Can you output the records below exactly as they are written?

## start INPUT DATA

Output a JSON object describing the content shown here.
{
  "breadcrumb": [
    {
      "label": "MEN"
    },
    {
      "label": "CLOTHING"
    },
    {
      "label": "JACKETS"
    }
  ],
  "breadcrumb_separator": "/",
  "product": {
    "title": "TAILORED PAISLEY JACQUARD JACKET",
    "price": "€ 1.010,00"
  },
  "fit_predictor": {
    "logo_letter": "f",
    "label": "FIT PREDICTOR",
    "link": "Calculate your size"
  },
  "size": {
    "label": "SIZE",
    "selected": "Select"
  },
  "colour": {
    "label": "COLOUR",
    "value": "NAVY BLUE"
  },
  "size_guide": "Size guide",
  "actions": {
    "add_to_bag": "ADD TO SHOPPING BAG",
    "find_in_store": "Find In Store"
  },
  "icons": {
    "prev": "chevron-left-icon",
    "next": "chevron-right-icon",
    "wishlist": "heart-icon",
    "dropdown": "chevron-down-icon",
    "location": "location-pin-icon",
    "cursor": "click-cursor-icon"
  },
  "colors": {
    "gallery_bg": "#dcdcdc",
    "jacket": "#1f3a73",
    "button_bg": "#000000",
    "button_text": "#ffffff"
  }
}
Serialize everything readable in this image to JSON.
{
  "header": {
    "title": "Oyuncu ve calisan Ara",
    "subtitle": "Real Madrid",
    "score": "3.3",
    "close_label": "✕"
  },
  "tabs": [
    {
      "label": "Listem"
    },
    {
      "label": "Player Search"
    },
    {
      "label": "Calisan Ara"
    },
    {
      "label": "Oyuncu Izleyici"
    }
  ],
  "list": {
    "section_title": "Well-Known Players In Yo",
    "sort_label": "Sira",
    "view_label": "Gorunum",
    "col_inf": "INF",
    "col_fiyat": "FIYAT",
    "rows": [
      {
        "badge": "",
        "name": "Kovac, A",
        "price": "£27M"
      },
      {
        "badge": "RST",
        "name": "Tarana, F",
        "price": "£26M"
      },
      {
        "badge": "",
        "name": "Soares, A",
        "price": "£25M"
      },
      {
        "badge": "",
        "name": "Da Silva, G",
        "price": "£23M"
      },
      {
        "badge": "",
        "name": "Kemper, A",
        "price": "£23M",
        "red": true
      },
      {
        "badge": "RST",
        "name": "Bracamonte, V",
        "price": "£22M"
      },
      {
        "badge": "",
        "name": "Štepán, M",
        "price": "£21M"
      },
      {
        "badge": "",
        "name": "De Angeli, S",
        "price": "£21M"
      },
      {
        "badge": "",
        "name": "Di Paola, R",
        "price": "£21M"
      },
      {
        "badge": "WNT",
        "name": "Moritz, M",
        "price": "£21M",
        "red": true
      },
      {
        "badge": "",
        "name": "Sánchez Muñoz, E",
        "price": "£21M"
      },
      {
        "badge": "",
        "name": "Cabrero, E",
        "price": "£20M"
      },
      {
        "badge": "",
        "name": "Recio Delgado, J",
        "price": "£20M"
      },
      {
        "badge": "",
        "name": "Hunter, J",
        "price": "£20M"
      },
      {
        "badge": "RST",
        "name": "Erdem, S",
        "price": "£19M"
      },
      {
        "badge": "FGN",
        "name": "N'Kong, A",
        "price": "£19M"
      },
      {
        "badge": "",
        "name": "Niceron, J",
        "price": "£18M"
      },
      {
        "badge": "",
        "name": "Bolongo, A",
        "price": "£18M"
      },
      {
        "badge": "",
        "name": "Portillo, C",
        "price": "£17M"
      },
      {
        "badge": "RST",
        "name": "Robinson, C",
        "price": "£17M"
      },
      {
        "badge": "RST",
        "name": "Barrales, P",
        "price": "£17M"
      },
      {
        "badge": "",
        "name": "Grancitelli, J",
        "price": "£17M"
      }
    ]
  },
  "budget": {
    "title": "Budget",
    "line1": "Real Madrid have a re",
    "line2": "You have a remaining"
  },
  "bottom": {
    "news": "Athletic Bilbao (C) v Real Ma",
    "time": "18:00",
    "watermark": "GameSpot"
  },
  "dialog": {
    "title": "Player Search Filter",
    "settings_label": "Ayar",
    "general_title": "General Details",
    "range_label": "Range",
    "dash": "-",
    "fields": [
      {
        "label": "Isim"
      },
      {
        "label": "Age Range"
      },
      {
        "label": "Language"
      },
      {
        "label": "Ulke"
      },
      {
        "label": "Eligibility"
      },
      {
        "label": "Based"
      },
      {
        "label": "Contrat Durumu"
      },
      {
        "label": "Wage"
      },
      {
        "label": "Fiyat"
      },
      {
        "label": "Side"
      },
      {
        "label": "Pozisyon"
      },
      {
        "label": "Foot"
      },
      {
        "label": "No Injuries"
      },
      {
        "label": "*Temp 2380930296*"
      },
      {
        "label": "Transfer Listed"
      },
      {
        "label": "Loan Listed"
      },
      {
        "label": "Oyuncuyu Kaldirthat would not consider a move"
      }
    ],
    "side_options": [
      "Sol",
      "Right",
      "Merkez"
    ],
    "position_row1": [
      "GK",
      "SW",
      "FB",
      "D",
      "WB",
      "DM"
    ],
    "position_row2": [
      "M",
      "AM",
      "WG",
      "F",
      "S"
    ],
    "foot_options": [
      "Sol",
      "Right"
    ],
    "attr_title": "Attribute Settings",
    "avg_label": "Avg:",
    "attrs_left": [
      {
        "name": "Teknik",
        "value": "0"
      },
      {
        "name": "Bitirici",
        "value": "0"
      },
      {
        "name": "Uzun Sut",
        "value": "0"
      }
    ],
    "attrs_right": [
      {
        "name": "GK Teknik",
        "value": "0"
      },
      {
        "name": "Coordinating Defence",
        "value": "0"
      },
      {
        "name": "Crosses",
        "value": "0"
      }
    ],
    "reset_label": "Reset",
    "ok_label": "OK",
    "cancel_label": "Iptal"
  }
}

## end INPUT DATA

## [WRITTEN ANSWER]
Output a JSON object describing the content shown here.
{
  "breadcrumb": [
    {
      "label": "MEN"
    },
    {
      "label": "CLOTHING"
    },
    {
      "label": "JACKETS"
    }
  ],
  "breadcrumb_separator": "/",
  "product": {
    "title": "TAILORED PAISLEY JACQUARD JACKET",
    "price": "€ 1.010,00"
  },
  "fit_predictor": {
    "logo_letter": "f",
    "label": "FIT PREDICTOR",
    "link": "Calculate your size"
  },
  "size": {
    "label": "SIZE",
    "selected": "Select"
  },
  "colour": {
    "label": "COLOUR",
    "value": "NAVY BLUE"
  },
  "size_guide": "Size guide",
  "actions": {
    "add_to_bag": "ADD TO SHOPPING BAG",
    "find_in_store": "Find In Store"
  },
  "icons": {
    "prev": "chevron-left-icon",
    "next": "chevron-right-icon",
    "wishlist": "heart-icon",
    "dropdown": "chevron-down-icon",
    "location": "location-pin-icon",
    "cursor": "click-cursor-icon"
  },
  "colors": {
    "gallery_bg": "#dcdcdc",
    "jacket": "#1f3a73",
    "button_bg": "#000000",
    "button_text": "#ffffff"
  }
}
Serialize everything readable in this image to JSON.
{
  "header": {
    "title": "Oyuncu ve calisan Ara",
    "subtitle": "Real Madrid",
    "score": "3.3",
    "close_label": "✕"
  },
  "tabs": [
    {
      "label": "Listem"
    },
    {
      "label": "Player Search"
    },
    {
      "label": "Calisan Ara"
    },
    {
      "label": "Oyuncu Izleyici"
    }
  ],
  "list": {
    "section_title": "Well-Known Players In Yo",
    "sort_label": "Sira",
    "view_label": "Gorunum",
    "col_inf": "INF",
    "col_fiyat": "FIYAT",
    "rows": [
      {
        "badge": "",
        "name": "Kovac, A",
        "price": "£27M"
      },
      {
        "badge": "RST",
        "name": "Tarana, F",
        "price": "£26M"
      },
      {
        "badge": "",
        "name": "Soares, A",
        "price": "£25M"
      },
      {
        "badge": "",
        "name": "Da Silva, G",
        "price": "£23M"
      },
      {
        "badge": "",
        "name": "Kemper, A",
        "price": "£23M",
        "red": true
      },
      {
        "badge": "RST",
        "name": "Bracamonte, V",
        "price": "£22M"
      },
      {
        "badge": "",
        "name": "Štepán, M",
        "price": "£21M"
      },
      {
        "badge": "",
        "name": "De Angeli, S",
        "price": "£21M"
      },
      {
        "badge": "",
        "name": "Di Paola, R",
        "price": "£21M"
      },
      {
        "badge": "WNT",
        "name": "Moritz, M",
        "price": "£21M",
        "red": true
      },
      {
        "badge": "",
        "name": "Sánchez Muñoz, E",
        "price": "£21M"
      },
      {
        "badge": "",
        "name": "Cabrero, E",
        "price": "£20M"
      },
      {
        "badge": "",
        "name": "Recio Delgado, J",
        "price": "£20M"
      },
      {
        "badge": "",
        "name": "Hunter, J",
        "price": "£20M"
      },
      {
        "badge": "RST",
        "name": "Erdem, S",
        "price": "£19M"
      },
      {
        "badge": "FGN",
        "name": "N'Kong, A",
        "price": "£19M"
      },
      {
        "badge": "",
        "name": "Niceron, J",
        "price": "£18M"
      },
      {
        "badge": "",
        "name": "Bolongo, A",
        "price": "£18M"
      },
      {
        "badge": "",
        "name": "Portillo, C",
        "price": "£17M"
      },
      {
        "badge": "RST",
        "name": "Robinson, C",
        "price": "£17M"
      },
      {
        "badge": "RST",
        "name": "Barrales, P",
        "price": "£17M"
      },
      {
        "badge": "",
        "name": "Grancitelli, J",
        "price": "£17M"
      }
    ]
  },
  "budget": {
    "title": "Budget",
    "line1": "Real Madrid have a re",
    "line2": "You have a remaining"
  },
  "bottom": {
    "news": "Athletic Bilbao (C) v Real Ma",
    "time": "18:00",
    "watermark": "GameSpot"
  },
  "dialog": {
    "title": "Player Search Filter",
    "settings_label": "Ayar",
    "general_title": "General Details",
    "range_label": "Range",
    "dash": "-",
    "fields": [
      {
        "label": "Isim"
      },
      {
        "label": "Age Range"
      },
      {
        "label": "Language"
      },
      {
        "label": "Ulke"
      },
      {
        "label": "Eligibility"
      },
      {
        "label": "Based"
      },
      {
        "label": "Contrat Durumu"
      },
      {
        "label": "Wage"
      },
      {
        "label": "Fiyat"
      },
      {
        "label": "Side"
      },
      {
        "label": "Pozisyon"
      },
      {
        "label": "Foot"
      },
      {
        "label": "No Injuries"
      },
      {
        "label": "*Temp 2380930296*"
      },
      {
        "label": "Transfer Listed"
      },
      {
        "label": "Loan Listed"
      },
      {
        "label": "Oyuncuyu Kaldirthat would not consider a move"
      }
    ],
    "side_options": [
      "Sol",
      "Right",
      "Merkez"
    ],
    "position_row1": [
      "GK",
      "SW",
      "FB",
      "D",
      "WB",
      "DM"
    ],
    "position_row2": [
      "M",
      "AM",
      "WG",
      "F",
      "S"
    ],
    "foot_options": [
      "Sol",
      "Right"
    ],
    "attr_title": "Attribute Settings",
    "avg_label": "Avg:",
    "attrs_left": [
      {
        "name": "Teknik",
        "value": "0"
      },
      {
        "name": "Bitirici",
        "value": "0"
      },
      {
        "name": "Uzun Sut",
        "value": "0"
      }
    ],
    "attrs_right": [
      {
        "name": "GK Teknik",
        "value": "0"
      },
      {
        "name": "Coordinating Defence",
        "value": "0"
      },
      {
        "name": "Crosses",
        "value": "0"
      }
    ],
    "reset_label": "Reset",
    "ok_label": "OK",
    "cancel_label": "Iptal"
  }
}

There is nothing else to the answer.